■ **SHORT TASK**: Select all lines in the records that include "Post".

■ **ENTRIES SHOWN**:
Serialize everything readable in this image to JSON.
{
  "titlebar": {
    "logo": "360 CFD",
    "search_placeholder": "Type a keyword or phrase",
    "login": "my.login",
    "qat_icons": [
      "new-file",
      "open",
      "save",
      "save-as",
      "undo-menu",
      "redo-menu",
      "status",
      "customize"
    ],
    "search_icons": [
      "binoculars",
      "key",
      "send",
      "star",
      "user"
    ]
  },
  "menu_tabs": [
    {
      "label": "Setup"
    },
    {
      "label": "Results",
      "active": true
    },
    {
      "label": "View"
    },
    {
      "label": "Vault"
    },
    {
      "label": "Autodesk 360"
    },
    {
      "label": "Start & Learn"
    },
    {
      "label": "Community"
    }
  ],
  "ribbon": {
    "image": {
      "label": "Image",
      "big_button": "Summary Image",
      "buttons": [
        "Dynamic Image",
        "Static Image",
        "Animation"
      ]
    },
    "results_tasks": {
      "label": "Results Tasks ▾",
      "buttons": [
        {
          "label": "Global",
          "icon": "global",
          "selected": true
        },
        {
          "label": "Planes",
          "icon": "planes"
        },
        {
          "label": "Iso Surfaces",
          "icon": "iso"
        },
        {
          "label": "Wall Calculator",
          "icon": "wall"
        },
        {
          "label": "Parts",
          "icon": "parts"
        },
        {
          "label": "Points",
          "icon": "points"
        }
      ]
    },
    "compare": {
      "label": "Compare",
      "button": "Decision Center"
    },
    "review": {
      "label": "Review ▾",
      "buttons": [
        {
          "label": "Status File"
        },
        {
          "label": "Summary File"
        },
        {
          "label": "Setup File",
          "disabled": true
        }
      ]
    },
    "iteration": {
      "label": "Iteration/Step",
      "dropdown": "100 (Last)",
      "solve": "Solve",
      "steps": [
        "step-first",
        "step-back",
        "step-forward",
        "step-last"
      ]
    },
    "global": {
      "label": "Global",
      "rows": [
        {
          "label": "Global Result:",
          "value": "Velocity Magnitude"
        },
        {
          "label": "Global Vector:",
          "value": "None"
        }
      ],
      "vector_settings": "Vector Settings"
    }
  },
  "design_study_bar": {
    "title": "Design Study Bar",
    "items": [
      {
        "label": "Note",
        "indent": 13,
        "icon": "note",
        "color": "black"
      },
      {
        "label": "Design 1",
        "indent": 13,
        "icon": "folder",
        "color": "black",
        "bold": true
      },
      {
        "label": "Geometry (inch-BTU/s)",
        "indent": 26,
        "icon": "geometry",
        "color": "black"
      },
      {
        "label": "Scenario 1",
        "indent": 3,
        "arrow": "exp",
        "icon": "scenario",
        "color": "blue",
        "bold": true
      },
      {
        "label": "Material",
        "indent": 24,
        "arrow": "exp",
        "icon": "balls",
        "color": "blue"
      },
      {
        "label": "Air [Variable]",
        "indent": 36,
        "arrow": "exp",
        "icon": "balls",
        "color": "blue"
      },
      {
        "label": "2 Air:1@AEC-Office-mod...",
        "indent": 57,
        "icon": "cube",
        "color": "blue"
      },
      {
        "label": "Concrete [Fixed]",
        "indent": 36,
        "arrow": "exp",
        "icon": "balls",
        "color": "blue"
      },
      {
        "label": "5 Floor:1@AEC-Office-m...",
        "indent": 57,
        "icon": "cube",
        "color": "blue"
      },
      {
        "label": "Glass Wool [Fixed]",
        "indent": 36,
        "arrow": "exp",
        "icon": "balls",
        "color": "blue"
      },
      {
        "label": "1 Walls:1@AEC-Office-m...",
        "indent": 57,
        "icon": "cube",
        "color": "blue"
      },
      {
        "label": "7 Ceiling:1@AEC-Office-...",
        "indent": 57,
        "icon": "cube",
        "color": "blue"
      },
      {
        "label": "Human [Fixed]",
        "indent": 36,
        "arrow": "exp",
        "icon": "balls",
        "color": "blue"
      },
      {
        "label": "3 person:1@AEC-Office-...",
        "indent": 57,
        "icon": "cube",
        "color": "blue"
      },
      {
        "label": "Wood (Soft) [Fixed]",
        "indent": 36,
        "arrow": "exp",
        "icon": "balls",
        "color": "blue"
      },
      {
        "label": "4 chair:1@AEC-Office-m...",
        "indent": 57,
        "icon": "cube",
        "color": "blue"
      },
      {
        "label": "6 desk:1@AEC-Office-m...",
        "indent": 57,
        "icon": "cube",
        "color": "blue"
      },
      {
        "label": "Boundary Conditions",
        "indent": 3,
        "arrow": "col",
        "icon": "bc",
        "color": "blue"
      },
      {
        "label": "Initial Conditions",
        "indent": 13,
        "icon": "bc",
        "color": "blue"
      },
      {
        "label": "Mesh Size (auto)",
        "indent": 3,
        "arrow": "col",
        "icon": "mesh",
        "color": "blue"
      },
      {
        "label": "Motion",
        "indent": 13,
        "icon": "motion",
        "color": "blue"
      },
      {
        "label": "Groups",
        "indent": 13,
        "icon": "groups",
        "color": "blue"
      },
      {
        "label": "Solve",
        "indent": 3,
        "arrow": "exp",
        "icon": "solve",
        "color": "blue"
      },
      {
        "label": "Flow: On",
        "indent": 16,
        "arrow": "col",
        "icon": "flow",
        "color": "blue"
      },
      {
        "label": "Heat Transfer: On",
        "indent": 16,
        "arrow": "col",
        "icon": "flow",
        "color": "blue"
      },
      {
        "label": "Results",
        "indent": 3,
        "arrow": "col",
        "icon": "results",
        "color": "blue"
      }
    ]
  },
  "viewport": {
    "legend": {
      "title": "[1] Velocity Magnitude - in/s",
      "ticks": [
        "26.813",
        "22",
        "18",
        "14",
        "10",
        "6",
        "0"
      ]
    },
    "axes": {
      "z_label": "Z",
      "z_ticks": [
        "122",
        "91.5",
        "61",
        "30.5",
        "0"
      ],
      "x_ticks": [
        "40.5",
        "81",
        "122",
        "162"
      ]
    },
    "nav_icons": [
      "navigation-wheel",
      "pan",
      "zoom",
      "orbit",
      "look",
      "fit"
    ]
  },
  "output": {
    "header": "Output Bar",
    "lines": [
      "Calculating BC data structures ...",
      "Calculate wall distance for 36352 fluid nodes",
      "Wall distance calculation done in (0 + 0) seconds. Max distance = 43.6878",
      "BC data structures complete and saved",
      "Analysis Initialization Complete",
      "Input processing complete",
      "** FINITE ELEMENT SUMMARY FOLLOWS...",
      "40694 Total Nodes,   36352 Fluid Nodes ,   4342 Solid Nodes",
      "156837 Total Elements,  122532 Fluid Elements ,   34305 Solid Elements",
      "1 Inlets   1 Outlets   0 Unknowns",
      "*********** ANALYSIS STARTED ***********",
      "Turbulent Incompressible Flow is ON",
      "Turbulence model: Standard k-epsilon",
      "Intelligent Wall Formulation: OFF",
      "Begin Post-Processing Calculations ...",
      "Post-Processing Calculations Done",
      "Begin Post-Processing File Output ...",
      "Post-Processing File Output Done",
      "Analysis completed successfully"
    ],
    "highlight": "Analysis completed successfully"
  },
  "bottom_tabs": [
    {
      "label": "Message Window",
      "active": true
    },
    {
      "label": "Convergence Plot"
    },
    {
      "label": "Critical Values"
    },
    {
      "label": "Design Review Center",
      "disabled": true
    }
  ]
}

■ **RESULT OF THE EXERCISE**:
      "Begin Post-Processing Calculations ...",
      "Post-Processing Calculations Done",
      "Begin Post-Processing File Output ...",
      "Post-Processing File Output Done",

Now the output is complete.